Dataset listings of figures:
···

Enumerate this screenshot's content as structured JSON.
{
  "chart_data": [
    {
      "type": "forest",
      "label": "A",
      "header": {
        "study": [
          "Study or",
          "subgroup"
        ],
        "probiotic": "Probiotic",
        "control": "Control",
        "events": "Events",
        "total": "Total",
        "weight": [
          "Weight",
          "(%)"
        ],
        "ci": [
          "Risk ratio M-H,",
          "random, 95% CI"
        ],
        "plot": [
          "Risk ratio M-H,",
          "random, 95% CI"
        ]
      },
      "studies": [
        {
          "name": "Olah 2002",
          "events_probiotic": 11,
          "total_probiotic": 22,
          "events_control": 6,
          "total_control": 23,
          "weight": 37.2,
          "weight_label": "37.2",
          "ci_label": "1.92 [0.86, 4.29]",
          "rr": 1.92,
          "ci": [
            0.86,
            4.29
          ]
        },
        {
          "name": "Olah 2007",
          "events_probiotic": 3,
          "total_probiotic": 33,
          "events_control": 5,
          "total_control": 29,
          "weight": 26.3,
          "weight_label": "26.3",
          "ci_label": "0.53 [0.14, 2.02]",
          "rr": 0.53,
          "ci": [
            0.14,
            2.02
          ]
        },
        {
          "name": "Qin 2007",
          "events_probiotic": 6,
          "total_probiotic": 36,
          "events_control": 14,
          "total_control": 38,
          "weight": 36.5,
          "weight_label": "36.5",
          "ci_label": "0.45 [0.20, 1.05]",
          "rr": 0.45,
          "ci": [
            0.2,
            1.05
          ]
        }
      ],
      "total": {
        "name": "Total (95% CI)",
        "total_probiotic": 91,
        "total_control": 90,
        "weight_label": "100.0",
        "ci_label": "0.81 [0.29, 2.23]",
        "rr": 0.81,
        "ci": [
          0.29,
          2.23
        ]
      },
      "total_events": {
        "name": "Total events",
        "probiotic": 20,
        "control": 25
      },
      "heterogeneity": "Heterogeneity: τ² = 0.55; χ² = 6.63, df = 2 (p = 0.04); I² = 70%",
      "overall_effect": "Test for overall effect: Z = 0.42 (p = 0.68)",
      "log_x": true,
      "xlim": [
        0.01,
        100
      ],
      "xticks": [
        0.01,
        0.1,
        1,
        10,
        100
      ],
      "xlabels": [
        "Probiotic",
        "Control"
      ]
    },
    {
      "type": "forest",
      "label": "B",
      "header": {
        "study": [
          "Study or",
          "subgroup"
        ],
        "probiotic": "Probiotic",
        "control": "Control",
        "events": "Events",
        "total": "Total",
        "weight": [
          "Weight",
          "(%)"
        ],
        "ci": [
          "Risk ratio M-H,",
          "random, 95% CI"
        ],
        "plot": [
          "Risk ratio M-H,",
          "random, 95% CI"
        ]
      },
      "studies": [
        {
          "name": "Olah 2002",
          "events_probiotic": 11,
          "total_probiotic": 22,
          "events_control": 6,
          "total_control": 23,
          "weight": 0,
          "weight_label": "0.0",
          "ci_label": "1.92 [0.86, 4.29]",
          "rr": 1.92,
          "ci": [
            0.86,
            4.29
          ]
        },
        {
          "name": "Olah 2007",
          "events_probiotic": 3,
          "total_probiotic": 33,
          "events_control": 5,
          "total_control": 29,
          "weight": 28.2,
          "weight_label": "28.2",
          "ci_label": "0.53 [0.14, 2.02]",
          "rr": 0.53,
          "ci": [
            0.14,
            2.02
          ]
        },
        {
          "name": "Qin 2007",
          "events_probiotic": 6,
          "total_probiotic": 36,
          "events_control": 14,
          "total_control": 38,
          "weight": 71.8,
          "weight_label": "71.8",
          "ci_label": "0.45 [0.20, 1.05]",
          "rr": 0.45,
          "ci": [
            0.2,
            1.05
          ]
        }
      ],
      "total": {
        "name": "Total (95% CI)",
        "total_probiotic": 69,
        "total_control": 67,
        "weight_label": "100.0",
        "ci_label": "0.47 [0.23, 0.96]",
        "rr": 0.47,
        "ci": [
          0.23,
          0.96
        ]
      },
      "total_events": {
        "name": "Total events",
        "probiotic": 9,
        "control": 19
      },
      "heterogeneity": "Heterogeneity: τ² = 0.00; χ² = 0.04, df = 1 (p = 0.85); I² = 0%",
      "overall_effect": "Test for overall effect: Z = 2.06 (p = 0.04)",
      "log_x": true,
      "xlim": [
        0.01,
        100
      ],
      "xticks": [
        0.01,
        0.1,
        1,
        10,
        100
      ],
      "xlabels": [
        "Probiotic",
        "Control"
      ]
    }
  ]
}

···

■ WHAT YOU HAVE TO DO ■
Display every line of the listing that contains the string "Heterogeneity".

■ RESULT FOR THIS TASK ■
      "heterogeneity": "Heterogeneity: τ² = 0.55; χ² = 6.63, df = 2 (p = 0.04); I² = 70%",
      "heterogeneity": "Heterogeneity: τ² = 0.00; χ² = 0.04, df = 1 (p = 0.85); I² = 0%",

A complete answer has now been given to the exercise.